**To do**
Look for "dijo" in the listing below. Gather each line that contains it.

**Record list**

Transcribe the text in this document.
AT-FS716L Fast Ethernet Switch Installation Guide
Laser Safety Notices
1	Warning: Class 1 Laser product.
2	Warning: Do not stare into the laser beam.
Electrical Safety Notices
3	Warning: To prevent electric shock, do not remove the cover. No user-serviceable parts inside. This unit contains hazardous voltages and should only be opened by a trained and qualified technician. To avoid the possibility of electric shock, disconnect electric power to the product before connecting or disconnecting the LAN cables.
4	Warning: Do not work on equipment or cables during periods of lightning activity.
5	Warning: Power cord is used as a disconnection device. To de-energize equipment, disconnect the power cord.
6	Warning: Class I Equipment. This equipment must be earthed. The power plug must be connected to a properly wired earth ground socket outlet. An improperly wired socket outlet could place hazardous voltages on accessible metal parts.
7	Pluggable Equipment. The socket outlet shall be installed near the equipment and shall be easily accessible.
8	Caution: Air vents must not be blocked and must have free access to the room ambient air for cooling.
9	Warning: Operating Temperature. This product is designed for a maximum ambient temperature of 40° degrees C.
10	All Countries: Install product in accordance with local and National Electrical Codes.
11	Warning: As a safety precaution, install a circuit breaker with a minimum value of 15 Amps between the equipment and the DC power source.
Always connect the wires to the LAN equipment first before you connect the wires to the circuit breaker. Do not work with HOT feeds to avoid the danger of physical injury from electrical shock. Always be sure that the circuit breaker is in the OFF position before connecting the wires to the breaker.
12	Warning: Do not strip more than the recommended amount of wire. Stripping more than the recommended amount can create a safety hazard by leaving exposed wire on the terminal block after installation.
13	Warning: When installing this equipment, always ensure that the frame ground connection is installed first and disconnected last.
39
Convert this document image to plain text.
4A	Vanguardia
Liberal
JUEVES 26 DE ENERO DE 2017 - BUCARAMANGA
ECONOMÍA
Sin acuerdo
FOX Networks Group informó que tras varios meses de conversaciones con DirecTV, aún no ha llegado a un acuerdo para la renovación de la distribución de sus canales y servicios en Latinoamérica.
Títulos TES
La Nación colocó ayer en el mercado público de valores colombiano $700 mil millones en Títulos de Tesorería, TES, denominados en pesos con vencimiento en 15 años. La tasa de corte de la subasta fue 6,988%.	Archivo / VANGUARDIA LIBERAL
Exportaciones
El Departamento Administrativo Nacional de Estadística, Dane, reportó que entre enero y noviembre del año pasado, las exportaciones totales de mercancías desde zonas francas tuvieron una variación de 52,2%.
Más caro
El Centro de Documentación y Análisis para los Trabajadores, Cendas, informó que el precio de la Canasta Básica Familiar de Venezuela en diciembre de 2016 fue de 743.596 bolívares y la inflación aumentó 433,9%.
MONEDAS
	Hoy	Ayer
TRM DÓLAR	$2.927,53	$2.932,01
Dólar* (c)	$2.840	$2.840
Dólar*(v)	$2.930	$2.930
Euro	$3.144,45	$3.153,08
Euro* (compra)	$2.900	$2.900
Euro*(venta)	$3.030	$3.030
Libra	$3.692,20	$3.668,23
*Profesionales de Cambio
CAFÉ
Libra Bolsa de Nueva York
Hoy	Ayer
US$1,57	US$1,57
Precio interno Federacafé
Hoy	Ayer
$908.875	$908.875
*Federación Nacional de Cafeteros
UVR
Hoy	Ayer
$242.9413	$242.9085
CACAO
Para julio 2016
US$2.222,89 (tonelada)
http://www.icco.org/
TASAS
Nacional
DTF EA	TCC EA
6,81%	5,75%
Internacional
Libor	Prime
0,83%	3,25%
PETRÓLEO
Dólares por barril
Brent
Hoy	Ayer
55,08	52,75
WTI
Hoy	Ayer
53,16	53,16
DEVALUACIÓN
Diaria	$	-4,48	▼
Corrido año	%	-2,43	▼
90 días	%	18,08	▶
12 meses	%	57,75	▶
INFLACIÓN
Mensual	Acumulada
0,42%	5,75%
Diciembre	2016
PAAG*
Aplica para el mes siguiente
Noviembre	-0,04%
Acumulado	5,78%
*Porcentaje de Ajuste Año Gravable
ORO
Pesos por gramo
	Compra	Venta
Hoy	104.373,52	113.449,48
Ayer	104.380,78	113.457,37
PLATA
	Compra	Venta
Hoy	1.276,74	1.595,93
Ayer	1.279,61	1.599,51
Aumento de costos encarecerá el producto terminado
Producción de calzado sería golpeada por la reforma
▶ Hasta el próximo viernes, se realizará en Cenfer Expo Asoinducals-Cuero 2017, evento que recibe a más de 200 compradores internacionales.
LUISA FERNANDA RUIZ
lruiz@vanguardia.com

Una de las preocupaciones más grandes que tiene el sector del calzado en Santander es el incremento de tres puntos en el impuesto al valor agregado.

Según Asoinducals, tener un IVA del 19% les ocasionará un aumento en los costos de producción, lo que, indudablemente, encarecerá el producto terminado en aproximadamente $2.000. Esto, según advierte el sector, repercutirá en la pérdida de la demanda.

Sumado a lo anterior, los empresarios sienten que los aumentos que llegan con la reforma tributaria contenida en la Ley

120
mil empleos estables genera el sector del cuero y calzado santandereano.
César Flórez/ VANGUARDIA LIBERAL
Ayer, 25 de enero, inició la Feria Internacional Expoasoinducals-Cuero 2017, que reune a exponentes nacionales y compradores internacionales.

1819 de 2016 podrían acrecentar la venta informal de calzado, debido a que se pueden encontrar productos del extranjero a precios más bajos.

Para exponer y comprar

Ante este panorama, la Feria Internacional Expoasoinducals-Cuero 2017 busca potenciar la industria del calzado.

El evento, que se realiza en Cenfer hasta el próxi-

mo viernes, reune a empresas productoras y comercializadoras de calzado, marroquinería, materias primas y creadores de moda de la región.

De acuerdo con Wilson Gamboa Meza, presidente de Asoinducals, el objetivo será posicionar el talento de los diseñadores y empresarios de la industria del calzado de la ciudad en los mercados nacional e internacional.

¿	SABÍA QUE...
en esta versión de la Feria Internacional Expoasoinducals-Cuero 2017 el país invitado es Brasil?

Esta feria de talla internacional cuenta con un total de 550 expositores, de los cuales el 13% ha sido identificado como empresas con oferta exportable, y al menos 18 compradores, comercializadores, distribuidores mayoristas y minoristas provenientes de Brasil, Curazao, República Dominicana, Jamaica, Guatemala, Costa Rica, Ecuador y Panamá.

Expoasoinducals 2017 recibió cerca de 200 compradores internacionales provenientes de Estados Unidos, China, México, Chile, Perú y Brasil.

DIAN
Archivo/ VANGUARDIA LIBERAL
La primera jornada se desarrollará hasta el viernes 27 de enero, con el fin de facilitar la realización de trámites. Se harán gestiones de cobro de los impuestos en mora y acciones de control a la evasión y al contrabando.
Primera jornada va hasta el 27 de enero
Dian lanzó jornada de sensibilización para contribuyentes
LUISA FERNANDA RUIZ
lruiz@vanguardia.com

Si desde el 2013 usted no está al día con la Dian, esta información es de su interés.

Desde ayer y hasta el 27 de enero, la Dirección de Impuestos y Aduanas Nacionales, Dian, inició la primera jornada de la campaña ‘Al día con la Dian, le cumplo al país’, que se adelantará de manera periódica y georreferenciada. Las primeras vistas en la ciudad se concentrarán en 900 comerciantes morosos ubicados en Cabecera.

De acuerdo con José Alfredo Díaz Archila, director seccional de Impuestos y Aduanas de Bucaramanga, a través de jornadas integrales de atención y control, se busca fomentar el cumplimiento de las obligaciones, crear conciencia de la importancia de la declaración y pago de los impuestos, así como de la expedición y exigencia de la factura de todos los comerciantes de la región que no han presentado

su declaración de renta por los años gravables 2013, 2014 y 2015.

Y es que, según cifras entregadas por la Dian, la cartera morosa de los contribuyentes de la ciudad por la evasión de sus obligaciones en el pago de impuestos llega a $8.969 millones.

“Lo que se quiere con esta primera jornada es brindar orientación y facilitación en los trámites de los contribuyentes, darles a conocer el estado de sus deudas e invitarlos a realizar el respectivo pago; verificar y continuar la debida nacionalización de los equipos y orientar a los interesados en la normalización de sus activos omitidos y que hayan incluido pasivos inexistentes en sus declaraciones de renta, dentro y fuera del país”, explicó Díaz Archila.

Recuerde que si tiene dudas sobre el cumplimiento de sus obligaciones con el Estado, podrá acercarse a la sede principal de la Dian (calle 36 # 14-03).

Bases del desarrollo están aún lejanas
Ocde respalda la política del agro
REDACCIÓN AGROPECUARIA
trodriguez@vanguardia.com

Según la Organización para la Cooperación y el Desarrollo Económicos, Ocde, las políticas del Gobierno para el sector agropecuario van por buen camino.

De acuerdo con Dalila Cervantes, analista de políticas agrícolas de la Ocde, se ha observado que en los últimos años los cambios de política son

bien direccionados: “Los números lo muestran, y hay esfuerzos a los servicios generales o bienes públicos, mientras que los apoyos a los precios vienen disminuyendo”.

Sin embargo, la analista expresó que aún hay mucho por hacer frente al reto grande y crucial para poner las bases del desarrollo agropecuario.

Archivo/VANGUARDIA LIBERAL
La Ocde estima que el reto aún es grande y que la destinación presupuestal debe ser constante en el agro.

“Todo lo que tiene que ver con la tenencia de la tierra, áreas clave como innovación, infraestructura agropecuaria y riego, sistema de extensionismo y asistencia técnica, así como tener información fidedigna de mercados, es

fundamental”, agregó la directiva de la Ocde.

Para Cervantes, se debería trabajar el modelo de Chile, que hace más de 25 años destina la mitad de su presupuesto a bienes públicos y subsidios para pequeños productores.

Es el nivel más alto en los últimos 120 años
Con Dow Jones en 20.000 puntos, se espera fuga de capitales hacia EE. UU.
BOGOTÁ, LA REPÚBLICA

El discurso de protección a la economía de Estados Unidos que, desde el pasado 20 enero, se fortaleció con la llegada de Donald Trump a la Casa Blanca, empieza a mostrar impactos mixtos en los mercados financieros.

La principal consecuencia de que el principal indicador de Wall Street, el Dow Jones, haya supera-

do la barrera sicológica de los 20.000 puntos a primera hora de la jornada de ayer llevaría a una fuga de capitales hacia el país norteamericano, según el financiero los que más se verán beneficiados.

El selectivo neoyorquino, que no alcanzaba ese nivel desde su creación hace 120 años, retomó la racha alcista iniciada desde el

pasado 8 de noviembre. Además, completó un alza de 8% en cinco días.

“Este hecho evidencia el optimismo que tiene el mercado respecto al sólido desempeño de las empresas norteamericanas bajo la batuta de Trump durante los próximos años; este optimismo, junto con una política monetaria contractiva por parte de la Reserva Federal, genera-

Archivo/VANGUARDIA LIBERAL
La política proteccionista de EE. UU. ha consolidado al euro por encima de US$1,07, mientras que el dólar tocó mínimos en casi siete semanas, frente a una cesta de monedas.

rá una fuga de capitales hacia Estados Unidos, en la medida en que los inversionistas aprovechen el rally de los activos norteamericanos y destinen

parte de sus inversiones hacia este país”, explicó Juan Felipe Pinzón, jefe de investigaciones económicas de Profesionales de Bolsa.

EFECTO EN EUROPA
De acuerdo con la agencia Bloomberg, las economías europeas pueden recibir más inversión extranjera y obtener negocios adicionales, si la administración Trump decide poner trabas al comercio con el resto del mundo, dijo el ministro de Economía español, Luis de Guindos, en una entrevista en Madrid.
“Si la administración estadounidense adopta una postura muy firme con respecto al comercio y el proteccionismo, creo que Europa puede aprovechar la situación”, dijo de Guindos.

**Final answer**
De acuerdo con la agencia Bloomberg, las economías europeas pueden recibir más inversión extranjera y obtener negocios adicionales, si la administración Trump decide poner trabas al comercio con el resto del mundo, dijo el ministro de Economía español, Luis de Guindos, en una entrevista en Madrid.
“Si la administración estadounidense adopta una postura muy firme con respecto al comercio y el proteccionismo, creo que Europa puede aprovechar la situación”, dijo de Guindos.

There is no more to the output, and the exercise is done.